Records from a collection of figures
—————

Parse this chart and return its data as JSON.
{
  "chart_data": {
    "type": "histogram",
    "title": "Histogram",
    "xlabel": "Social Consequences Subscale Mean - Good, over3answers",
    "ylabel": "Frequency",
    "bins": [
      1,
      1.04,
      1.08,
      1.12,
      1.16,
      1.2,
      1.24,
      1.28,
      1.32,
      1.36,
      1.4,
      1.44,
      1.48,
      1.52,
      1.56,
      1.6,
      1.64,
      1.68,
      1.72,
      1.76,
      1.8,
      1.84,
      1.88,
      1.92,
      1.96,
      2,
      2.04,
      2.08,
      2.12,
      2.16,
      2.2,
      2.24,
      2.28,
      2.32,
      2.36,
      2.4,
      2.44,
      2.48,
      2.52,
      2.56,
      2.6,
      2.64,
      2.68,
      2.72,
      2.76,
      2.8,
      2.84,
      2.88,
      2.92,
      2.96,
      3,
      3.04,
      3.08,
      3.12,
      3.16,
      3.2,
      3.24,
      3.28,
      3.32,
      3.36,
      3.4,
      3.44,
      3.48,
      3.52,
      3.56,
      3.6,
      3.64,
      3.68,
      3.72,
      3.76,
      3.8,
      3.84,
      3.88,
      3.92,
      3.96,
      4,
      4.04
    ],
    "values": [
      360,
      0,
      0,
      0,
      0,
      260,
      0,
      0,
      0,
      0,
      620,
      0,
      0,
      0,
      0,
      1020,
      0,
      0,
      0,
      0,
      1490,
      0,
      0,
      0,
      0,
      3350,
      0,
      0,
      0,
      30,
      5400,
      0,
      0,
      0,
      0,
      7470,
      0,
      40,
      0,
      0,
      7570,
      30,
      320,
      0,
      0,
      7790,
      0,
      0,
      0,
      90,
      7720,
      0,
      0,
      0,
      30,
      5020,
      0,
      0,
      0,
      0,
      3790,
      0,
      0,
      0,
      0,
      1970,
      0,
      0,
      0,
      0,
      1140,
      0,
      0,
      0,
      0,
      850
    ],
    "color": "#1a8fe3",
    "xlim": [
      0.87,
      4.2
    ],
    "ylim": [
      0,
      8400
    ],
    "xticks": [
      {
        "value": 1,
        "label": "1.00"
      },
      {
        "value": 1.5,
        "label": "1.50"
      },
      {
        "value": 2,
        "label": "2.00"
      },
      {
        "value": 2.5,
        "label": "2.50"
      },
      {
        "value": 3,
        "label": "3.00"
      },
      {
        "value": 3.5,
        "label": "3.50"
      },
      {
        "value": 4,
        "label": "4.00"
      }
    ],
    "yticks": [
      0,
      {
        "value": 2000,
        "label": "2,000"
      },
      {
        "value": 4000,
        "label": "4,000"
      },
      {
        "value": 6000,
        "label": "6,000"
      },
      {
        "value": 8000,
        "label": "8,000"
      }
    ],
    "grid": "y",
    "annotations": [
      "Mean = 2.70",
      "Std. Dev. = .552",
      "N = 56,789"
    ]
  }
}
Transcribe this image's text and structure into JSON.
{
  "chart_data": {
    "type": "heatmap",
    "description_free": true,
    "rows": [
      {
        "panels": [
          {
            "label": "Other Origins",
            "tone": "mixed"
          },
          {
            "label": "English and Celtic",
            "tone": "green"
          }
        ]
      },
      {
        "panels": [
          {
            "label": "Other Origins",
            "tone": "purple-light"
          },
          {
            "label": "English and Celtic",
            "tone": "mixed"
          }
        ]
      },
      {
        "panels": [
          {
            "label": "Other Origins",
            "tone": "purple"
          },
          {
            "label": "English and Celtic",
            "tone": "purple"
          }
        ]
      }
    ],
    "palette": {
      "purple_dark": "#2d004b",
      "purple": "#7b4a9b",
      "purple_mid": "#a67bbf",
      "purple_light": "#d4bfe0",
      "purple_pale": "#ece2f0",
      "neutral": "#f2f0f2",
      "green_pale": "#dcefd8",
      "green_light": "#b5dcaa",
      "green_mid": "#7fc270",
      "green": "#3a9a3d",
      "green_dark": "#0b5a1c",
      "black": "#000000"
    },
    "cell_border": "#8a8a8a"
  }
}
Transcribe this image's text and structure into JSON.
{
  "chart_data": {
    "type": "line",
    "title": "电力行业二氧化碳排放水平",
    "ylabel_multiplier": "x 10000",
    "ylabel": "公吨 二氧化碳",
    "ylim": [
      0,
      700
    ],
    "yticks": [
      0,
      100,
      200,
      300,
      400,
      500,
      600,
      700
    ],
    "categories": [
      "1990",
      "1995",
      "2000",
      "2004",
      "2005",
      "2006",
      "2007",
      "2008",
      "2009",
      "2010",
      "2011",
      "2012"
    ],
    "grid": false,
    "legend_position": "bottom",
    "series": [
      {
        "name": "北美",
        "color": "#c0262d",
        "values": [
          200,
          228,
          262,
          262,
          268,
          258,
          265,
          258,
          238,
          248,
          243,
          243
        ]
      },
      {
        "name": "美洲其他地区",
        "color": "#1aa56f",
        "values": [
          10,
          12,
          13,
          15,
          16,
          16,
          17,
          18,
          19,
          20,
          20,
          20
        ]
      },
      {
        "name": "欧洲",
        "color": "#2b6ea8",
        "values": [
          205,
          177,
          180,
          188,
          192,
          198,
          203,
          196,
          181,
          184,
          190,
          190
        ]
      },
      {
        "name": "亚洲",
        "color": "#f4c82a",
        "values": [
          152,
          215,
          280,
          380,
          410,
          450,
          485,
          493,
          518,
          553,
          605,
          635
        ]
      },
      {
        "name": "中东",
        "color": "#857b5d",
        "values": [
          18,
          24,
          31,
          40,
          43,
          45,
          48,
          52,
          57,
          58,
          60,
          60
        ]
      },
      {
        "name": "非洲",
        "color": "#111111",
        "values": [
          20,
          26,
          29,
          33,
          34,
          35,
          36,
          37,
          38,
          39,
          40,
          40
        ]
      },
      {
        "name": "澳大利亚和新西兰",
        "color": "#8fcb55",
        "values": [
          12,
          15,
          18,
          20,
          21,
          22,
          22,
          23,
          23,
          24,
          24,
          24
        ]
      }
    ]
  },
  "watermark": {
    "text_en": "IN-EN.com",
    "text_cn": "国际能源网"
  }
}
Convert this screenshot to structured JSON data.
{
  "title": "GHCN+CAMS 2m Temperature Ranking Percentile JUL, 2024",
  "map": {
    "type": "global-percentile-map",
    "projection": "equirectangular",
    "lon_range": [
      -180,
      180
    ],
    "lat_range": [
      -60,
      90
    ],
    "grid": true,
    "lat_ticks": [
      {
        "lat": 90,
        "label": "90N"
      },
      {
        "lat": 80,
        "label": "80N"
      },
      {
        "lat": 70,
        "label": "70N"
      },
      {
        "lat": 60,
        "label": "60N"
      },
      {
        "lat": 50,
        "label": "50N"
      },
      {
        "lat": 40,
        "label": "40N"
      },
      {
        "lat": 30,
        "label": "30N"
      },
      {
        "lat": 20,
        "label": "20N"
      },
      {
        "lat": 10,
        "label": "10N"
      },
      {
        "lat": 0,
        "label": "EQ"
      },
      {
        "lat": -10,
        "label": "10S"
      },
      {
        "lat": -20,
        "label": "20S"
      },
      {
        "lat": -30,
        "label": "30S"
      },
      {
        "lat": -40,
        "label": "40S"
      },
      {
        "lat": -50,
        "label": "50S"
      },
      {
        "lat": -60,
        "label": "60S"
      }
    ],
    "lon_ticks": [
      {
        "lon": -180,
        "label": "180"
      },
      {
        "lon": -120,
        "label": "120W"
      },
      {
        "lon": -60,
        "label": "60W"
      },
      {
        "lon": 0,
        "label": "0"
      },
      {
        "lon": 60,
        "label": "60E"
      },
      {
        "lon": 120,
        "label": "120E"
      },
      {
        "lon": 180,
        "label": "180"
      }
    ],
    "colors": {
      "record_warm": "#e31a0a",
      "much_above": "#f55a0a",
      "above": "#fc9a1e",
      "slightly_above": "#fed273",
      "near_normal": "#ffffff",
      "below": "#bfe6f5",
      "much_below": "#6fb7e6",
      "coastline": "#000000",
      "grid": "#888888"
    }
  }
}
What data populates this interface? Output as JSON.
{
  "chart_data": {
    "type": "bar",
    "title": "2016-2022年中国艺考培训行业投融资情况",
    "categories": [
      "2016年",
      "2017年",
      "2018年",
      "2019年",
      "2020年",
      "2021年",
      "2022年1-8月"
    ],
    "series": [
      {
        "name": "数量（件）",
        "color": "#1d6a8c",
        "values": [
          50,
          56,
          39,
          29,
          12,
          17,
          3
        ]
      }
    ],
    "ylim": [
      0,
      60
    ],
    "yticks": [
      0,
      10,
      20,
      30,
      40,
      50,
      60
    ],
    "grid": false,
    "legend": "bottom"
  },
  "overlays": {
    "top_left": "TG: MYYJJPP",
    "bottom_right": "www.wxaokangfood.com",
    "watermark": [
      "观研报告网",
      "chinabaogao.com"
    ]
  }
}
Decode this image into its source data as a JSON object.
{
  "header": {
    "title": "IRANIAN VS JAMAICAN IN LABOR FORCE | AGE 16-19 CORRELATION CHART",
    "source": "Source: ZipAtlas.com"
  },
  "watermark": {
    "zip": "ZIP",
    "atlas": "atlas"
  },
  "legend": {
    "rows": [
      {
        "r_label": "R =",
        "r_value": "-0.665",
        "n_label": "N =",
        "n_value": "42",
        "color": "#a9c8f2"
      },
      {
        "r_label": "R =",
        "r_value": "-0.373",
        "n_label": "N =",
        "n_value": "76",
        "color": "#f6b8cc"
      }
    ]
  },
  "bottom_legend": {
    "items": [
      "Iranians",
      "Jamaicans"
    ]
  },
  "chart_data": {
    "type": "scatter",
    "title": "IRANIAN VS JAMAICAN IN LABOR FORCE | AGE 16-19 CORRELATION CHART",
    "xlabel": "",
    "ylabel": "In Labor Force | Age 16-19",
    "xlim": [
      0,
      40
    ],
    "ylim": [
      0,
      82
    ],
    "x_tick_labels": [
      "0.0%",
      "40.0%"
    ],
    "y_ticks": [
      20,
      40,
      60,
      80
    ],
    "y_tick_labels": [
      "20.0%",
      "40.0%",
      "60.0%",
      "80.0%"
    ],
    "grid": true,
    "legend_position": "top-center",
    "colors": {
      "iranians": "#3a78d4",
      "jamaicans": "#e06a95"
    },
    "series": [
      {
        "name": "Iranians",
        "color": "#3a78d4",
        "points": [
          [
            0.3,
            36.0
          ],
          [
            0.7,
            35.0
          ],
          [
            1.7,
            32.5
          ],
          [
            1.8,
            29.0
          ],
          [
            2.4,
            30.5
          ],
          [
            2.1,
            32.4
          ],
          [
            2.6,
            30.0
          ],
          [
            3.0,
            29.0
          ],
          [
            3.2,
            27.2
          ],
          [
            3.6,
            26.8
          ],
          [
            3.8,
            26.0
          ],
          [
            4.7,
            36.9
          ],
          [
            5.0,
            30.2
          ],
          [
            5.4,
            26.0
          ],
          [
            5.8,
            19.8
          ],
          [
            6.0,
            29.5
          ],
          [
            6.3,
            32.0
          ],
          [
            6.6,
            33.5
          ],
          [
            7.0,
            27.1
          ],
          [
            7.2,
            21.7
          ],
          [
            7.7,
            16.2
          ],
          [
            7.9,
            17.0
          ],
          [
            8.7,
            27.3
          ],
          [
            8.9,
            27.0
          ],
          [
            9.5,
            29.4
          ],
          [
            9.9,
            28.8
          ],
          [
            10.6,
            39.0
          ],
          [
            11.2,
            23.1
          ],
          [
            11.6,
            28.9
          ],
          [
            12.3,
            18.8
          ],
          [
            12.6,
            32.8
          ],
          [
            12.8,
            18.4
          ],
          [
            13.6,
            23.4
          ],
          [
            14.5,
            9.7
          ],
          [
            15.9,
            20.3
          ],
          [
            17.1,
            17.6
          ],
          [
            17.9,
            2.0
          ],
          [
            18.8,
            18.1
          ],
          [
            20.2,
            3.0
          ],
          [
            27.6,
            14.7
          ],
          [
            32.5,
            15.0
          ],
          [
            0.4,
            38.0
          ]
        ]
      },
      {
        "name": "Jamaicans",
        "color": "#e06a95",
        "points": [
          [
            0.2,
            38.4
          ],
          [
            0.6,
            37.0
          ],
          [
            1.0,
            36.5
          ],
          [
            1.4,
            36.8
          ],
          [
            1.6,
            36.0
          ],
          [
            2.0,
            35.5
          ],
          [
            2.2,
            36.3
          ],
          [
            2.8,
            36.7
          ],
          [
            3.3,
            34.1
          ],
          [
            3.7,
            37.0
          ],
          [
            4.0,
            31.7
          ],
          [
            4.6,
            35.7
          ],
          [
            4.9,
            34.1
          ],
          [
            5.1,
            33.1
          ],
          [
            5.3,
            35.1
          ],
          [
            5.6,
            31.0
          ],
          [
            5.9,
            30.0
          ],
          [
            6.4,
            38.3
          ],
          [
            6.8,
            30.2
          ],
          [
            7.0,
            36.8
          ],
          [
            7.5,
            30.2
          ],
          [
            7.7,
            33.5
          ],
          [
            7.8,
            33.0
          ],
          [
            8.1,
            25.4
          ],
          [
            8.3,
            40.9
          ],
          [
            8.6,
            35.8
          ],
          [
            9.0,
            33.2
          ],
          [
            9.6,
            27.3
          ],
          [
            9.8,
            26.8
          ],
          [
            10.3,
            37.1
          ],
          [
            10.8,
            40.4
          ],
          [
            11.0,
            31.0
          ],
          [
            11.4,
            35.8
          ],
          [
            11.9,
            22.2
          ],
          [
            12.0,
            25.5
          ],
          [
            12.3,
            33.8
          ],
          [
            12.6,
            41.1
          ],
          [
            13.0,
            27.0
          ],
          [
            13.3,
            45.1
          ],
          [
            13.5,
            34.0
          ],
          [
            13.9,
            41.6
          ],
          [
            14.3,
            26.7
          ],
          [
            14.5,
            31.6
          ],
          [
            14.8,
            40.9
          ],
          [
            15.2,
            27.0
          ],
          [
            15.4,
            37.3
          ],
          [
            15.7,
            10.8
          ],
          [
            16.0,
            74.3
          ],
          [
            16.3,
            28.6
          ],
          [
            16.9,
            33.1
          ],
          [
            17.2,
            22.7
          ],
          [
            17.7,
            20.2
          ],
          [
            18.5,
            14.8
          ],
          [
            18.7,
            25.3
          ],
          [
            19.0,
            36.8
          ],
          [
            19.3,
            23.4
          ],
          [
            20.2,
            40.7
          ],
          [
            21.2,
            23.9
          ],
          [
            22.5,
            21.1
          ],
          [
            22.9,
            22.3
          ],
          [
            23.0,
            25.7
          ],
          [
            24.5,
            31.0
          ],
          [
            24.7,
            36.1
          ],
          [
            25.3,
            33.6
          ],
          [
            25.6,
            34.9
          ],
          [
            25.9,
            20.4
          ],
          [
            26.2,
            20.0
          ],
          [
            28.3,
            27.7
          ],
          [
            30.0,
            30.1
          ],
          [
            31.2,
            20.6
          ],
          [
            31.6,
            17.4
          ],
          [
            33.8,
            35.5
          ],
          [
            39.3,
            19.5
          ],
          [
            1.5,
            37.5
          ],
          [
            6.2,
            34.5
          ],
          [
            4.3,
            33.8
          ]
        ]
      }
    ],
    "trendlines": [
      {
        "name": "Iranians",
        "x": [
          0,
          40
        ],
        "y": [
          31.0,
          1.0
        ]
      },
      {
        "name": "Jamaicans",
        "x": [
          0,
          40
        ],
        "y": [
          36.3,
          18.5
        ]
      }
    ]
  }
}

—————

### DIRECTION
Copy out each line in the listing that has the word "name".

### FINISHED EXERCISE
        "name": "北美",
        "name": "美洲其他地区",
        "name": "欧洲",
        "name": "亚洲",
        "name": "中东",
        "name": "非洲",
        "name": "澳大利亚和新西兰",
        "name": "数量（件）",
        "name": "Iranians",
        "name": "Jamaicans",
        "name": "Iranians",
        "name": "Jamaicans",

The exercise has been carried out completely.